PROBLEM STATEMENT: Your task is to transcribe the data in full.

Records that describe figures
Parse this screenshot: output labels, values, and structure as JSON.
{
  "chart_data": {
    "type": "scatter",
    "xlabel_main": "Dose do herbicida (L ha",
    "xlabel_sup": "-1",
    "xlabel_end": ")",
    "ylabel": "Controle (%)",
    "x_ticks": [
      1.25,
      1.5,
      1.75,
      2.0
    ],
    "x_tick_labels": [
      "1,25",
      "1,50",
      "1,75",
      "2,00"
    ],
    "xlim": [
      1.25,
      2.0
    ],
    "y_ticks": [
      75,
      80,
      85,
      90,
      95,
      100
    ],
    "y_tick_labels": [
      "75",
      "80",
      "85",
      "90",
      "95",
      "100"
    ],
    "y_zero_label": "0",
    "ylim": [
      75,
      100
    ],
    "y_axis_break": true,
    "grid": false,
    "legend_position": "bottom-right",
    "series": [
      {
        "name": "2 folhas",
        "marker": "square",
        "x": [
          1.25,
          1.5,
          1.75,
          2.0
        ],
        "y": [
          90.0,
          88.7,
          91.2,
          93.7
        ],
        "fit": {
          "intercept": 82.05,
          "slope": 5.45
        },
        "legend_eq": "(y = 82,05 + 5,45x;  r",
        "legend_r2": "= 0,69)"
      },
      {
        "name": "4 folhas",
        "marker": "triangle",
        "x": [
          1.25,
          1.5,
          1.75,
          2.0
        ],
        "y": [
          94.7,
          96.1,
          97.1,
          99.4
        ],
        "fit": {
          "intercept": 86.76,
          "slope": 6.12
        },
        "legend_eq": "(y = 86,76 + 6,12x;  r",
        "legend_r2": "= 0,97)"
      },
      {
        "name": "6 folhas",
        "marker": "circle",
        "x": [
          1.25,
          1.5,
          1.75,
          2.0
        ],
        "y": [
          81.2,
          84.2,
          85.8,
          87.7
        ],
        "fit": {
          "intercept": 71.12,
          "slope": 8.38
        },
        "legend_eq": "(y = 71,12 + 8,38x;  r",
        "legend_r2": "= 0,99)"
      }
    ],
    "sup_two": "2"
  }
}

CORRECT OUTPUT:
Parse this screenshot: output labels, values, and structure as JSON.
{
  "chart_data": {
    "type": "scatter",
    "xlabel_main": "Dose do herbicida (L ha",
    "xlabel_sup": "-1",
    "xlabel_end": ")",
    "ylabel": "Controle (%)",
    "x_ticks": [
      1.25,
      1.5,
      1.75,
      2.0
    ],
    "x_tick_labels": [
      "1,25",
      "1,50",
      "1,75",
      "2,00"
    ],
    "xlim": [
      1.25,
      2.0
    ],
    "y_ticks": [
      75,
      80,
      85,
      90,
      95,
      100
    ],
    "y_tick_labels": [
      "75",
      "80",
      "85",
      "90",
      "95",
      "100"
    ],
    "y_zero_label": "0",
    "ylim": [
      75,
      100
    ],
    "y_axis_break": true,
    "grid": false,
    "legend_position": "bottom-right",
    "series": [
      {
        "name": "2 folhas",
        "marker": "square",
        "x": [
          1.25,
          1.5,
          1.75,
          2.0
        ],
        "y": [
          90.0,
          88.7,
          91.2,
          93.7
        ],
        "fit": {
          "intercept": 82.05,
          "slope": 5.45
        },
        "legend_eq": "(y = 82,05 + 5,45x;  r",
        "legend_r2": "= 0,69)"
      },
      {
        "name": "4 folhas",
        "marker": "triangle",
        "x": [
          1.25,
          1.5,
          1.75,
          2.0
        ],
        "y": [
          94.7,
          96.1,
          97.1,
          99.4
        ],
        "fit": {
          "intercept": 86.76,
          "slope": 6.12
        },
        "legend_eq": "(y = 86,76 + 6,12x;  r",
        "legend_r2": "= 0,97)"
      },
      {
        "name": "6 folhas",
        "marker": "circle",
        "x": [
          1.25,
          1.5,
          1.75,
          2.0
        ],
        "y": [
          81.2,
          84.2,
          85.8,
          87.7
        ],
        "fit": {
          "intercept": 71.12,
          "slope": 8.38
        },
        "legend_eq": "(y = 71,12 + 8,38x;  r",
        "legend_r2": "= 0,99)"
      }
    ],
    "sup_two": "2"
  }
}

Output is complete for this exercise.